### Set exercise:
Pick out each line in these entries that contains the string "Polygons".
========================================
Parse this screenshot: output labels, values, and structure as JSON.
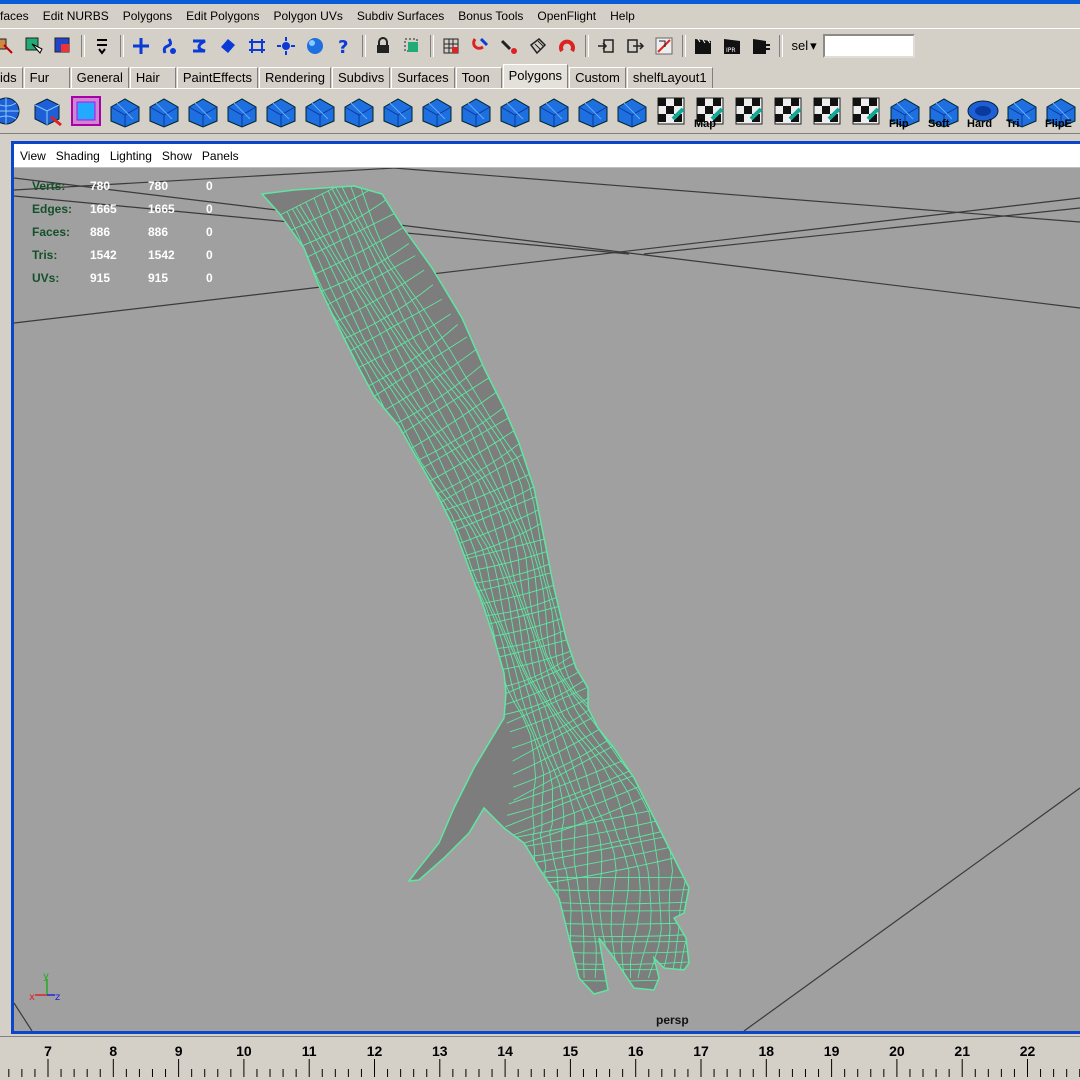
{
  "menubar": {
    "items": [
      "rfaces",
      "Edit NURBS",
      "Polygons",
      "Edit Polygons",
      "Polygon UVs",
      "Subdiv Surfaces",
      "Bonus Tools",
      "OpenFlight",
      "Help"
    ]
  },
  "statusline": {
    "icons": [
      "select-hierarchy-icon",
      "select-object-icon",
      "select-component-icon",
      "snap-menu-icon",
      "snap-grid-icon",
      "snap-curve-icon",
      "snap-point-icon",
      "snap-view-plane-icon",
      "snap-live-surface-icon",
      "history-icon",
      "sphere-icon",
      "help-icon",
      "lock-icon",
      "select-highlight-icon",
      "construction-history-icon",
      "magnet-icon",
      "input-ops-icon",
      "output-ops-icon",
      "render-icon",
      "ipr-icon",
      "render-globals-icon"
    ],
    "selection_mode": "sel",
    "input_value": ""
  },
  "shelf_tabs": {
    "tabs": [
      "ids",
      "Fur",
      "General",
      "Hair",
      "PaintEffects",
      "Rendering",
      "Subdivs",
      "Surfaces",
      "Toon",
      "Polygons",
      "Custom",
      "shelfLayout1"
    ],
    "active": "Polygons"
  },
  "shelf": {
    "icons": [
      {
        "name": "poly-sphere-icon",
        "label": ""
      },
      {
        "name": "poly-cube-icon",
        "label": ""
      },
      {
        "name": "poly-cube-selected-icon",
        "label": ""
      },
      {
        "name": "split-polygon-icon",
        "label": ""
      },
      {
        "name": "poly-select-icon",
        "label": ""
      },
      {
        "name": "extrude-face-icon",
        "label": ""
      },
      {
        "name": "extrude-edge-icon",
        "label": ""
      },
      {
        "name": "bevel-icon",
        "label": ""
      },
      {
        "name": "chamfer-icon",
        "label": ""
      },
      {
        "name": "append-polygon-icon",
        "label": ""
      },
      {
        "name": "split-edge-icon",
        "label": ""
      },
      {
        "name": "cut-faces-icon",
        "label": ""
      },
      {
        "name": "merge-vertices-icon",
        "label": ""
      },
      {
        "name": "bridge-icon",
        "label": ""
      },
      {
        "name": "combine-icon",
        "label": ""
      },
      {
        "name": "separate-icon",
        "label": ""
      },
      {
        "name": "extract-icon",
        "label": ""
      },
      {
        "name": "uv-checker-icon",
        "label": ""
      },
      {
        "name": "uv-map-icon",
        "label": "Map"
      },
      {
        "name": "planar-map-icon",
        "label": ""
      },
      {
        "name": "spherical-map-icon",
        "label": ""
      },
      {
        "name": "cylindrical-map-icon",
        "label": ""
      },
      {
        "name": "auto-map-icon",
        "label": ""
      },
      {
        "name": "flip-normals-icon",
        "label": "Flip"
      },
      {
        "name": "soften-edge-icon",
        "label": "Soft"
      },
      {
        "name": "harden-edge-icon",
        "label": "Hard"
      },
      {
        "name": "triangulate-icon",
        "label": "Tri"
      },
      {
        "name": "flip-triangle-icon",
        "label": "FlipE"
      }
    ]
  },
  "panel": {
    "menus": [
      "View",
      "Shading",
      "Lighting",
      "Show",
      "Panels"
    ],
    "camera": "persp"
  },
  "hud": {
    "rows": [
      {
        "label": "Verts:",
        "v1": "780",
        "v2": "780",
        "v3": "0"
      },
      {
        "label": "Edges:",
        "v1": "1665",
        "v2": "1665",
        "v3": "0"
      },
      {
        "label": "Faces:",
        "v1": "886",
        "v2": "886",
        "v3": "0"
      },
      {
        "label": "Tris:",
        "v1": "1542",
        "v2": "1542",
        "v3": "0"
      },
      {
        "label": "UVs:",
        "v1": "915",
        "v2": "915",
        "v3": "0"
      }
    ]
  },
  "axis": {
    "x": "x",
    "y": "y",
    "z": "z"
  },
  "timeslider": {
    "frames": [
      "7",
      "8",
      "9",
      "10",
      "11",
      "12",
      "13",
      "14",
      "15",
      "16",
      "17",
      "18",
      "19",
      "20",
      "21",
      "22"
    ]
  },
  "colors": {
    "viewport_bg": "#a0a0a0",
    "wireframe": "#5fe6a2",
    "mesh_fill": "#7d7d7d",
    "panel_border": "#0b46c8",
    "hud_label": "#14502a"
  }
}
========================================
### Exercise solution:
      "Polygons",
      "Edit Polygons",
      "Polygons",
    "active": "Polygons"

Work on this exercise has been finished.